── TEXTO DADO

La chaya: la superfood maya que Mérida come desde hace 3,000 años
Si pasas más de una semana en Mérida, alguien te ofrecerá agua de chaya. Si comes en las fondas del mercado, la chaya estará en tu plato aunque no la identifies. Si visitas una casa yucateca con jardín, casi seguro hay una mata de chaya en algún rincón. La chaya (Cnidoscolus aconitifolius) es la planta comestible más característica de la cocina maya —y una de las más nutritivas del continente americano— que fuera de Yucatán prácticamente nadie conoce.
¿Qué es la chaya?
La chaya es un arbusto nativo de la Península de Yucatán y partes de Centroamérica, de la familia Euphorbiaceae, que puede crecer hasta 3-4 metros de altura en condiciones favorables. Sus hojas, similares en forma a las del mango o la morera pero más grandes y de un verde intenso, son la parte comestible. El arbusto crece fácilmente en el suelo calcáreo de Yucatán, resiste la temporada seca y produce hojas durante todo el año —características que la convirtieron en alimento básico de las poblaciones mayas mucho antes de la llegada de los españoles.
Importante: las hojas de chaya crudas contienen glucósidos cianogénicos —compuestos que liberan ácido cianhídrico en pequeñas cantidades. No se come cruda. Cocinada (hervida al menos 5 minutos) o bien licuada, los compuestos se inactivan y la planta es completamente segura. Este es el único punto técnico que hay que recordar sobre la chaya.
Perfil nutricional: por qué se le llama "superfood"
La denominación "superfood" suele aplicarse con mucha ligereza en la industria alimentaria. En el caso de la chaya, los datos de composición son objetivamente notables:
- Proteína: 5-6g por 100g de hoja cocida — extraordinariamente alto para una hoja verde (la espinaca tiene 2.5g/100g, la lechuga 1.2g/100g).
- Calcio: 200-250mg por 100g — superior al brócoli. Comparable en densidad a los lácteos para una fuente vegetal.

────

* **INTÉNTALO**
Sigue escribiendo el texto sobre la chaya a partir de donde se queda. El listado es material aparte y no tiene nada que ver con el texto sobre la chaya.

── LISTADO

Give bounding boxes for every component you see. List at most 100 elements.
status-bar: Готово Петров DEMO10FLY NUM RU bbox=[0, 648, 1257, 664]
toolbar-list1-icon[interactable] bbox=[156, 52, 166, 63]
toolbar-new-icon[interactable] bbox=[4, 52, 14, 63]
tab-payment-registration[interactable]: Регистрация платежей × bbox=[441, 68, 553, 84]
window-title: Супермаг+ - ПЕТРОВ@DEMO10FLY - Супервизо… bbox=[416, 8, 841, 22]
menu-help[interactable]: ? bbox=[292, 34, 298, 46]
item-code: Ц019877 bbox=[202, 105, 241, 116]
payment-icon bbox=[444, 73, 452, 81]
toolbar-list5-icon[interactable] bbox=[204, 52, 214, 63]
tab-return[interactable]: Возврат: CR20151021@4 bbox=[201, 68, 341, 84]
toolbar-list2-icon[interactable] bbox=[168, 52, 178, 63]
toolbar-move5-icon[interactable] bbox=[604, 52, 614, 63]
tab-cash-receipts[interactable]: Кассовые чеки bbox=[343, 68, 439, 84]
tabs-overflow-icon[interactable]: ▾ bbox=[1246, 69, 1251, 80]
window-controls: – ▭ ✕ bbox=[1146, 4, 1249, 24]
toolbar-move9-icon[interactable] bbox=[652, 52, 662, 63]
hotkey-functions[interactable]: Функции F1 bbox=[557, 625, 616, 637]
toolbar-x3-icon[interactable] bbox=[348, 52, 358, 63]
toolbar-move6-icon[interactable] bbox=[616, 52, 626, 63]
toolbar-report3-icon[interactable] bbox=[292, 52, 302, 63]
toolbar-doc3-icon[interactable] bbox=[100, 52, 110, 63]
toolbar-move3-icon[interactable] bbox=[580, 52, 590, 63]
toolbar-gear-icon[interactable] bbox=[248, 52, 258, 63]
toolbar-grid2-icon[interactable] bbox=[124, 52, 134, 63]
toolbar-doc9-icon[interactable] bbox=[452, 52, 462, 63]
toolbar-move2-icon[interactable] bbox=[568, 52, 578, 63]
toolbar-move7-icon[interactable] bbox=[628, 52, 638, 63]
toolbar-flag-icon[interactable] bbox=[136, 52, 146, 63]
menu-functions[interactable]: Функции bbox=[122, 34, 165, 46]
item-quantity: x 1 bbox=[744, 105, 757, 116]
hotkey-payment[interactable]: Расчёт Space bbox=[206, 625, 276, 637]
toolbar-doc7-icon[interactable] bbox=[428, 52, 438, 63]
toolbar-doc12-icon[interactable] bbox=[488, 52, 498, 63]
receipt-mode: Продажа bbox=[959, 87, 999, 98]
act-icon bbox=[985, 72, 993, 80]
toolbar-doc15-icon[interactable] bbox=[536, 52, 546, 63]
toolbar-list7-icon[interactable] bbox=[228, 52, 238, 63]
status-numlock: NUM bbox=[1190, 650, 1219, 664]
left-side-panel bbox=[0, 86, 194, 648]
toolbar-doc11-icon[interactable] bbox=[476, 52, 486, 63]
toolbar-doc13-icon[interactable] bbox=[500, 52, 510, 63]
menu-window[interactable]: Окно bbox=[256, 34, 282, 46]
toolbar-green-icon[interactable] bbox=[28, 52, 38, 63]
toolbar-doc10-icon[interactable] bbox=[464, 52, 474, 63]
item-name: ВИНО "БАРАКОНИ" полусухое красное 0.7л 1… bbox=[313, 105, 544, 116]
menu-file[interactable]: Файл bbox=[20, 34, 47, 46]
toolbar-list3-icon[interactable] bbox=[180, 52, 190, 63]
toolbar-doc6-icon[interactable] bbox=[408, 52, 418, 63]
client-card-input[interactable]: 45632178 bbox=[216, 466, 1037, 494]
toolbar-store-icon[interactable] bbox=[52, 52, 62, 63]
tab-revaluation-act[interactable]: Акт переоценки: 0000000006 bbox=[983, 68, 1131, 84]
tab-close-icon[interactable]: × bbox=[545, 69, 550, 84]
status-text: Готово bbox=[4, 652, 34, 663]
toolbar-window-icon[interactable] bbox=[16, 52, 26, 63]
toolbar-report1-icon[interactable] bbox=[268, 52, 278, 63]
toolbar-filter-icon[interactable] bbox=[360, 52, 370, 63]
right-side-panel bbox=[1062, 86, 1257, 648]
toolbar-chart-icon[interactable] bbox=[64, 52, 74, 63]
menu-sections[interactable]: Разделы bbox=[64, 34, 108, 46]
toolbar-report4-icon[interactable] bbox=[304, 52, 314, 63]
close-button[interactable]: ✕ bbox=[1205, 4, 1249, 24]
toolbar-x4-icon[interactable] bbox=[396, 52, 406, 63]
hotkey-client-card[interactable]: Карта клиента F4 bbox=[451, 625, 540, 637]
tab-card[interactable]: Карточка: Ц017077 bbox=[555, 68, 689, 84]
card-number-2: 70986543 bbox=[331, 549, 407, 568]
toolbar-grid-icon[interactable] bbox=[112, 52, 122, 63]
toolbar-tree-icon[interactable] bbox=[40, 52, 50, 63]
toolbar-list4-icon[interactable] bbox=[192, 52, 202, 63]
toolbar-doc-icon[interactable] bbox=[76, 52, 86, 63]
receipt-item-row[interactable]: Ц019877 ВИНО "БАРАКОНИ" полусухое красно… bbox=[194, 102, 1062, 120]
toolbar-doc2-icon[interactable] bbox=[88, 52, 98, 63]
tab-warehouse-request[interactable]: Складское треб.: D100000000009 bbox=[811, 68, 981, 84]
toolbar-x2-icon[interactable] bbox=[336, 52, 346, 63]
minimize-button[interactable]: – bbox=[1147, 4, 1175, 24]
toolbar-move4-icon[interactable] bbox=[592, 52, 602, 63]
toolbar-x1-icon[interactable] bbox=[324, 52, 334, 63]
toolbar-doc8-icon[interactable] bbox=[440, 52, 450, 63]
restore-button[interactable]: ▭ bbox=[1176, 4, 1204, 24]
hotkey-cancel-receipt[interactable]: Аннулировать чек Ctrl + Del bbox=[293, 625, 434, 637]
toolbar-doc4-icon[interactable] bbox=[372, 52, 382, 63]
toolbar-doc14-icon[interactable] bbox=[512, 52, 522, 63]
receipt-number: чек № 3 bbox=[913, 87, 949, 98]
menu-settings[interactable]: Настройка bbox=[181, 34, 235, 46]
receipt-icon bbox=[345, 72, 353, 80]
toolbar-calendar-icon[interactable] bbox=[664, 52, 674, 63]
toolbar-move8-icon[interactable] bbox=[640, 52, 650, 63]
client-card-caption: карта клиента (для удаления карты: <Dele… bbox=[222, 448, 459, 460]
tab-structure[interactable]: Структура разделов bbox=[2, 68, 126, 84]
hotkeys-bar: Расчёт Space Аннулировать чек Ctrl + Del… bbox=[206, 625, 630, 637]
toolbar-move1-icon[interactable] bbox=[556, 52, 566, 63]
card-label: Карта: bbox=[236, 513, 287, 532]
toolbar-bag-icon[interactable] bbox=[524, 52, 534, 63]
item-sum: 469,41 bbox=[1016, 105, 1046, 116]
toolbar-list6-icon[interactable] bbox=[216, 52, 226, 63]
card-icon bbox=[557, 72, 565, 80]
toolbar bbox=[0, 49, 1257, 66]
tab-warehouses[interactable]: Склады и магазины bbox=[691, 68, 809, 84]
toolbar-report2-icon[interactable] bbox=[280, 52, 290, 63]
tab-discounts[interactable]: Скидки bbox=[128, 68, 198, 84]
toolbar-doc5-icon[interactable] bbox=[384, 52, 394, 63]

────

* **TU RESPUESTA**
- Hierro: 3-4mg por 100g — mayor que las espinacas (la referencia estándar de hierro vegetal).
- Vitamina C: 80-120mg por 100g (cocida, parte se pierde en el proceso). Suficiente para cubrir la recomendación diaria en una ración normal.
- Vitamina A (beta-caroteno): Alto contenido, responsable del color verde intenso de las hojas.
Para las poblaciones mayas precolombinas, que no tenían acceso a proteína animal en cantidad suficiente ni a lácteos, la chaya como fuente de proteína, calcio y hierro era nutricionalmente crítica. Hoy se estudia su potencial en programas de seguridad alimentaria en zonas con desnutrición.
Cómo se come en Mérida
Agua de chaya con limón: La preparación más común. Las hojas se hierven 5-8 minutos, el agua se cuela, se enfría y se sirve con limón y opcionalmente un poco de miel o chia. El resultado es una infusión de color verde claro con un sabor muy suave, ligeramente vegetal. Se sirve en la mayoría de las fondas yucatecas como alternativa al agua de jamaica o al agua de horchata. Precio en mercado: $15-25 MXN el vaso grande.
Tortitas de chaya: Las hojas cocidas y picadas se mezclan con masa de maíz y se forman tortitas que se fríen. Textura: entre una croqueta y una tortilla gruesa. Se sirven con salsa de tomate o como acompañamiento.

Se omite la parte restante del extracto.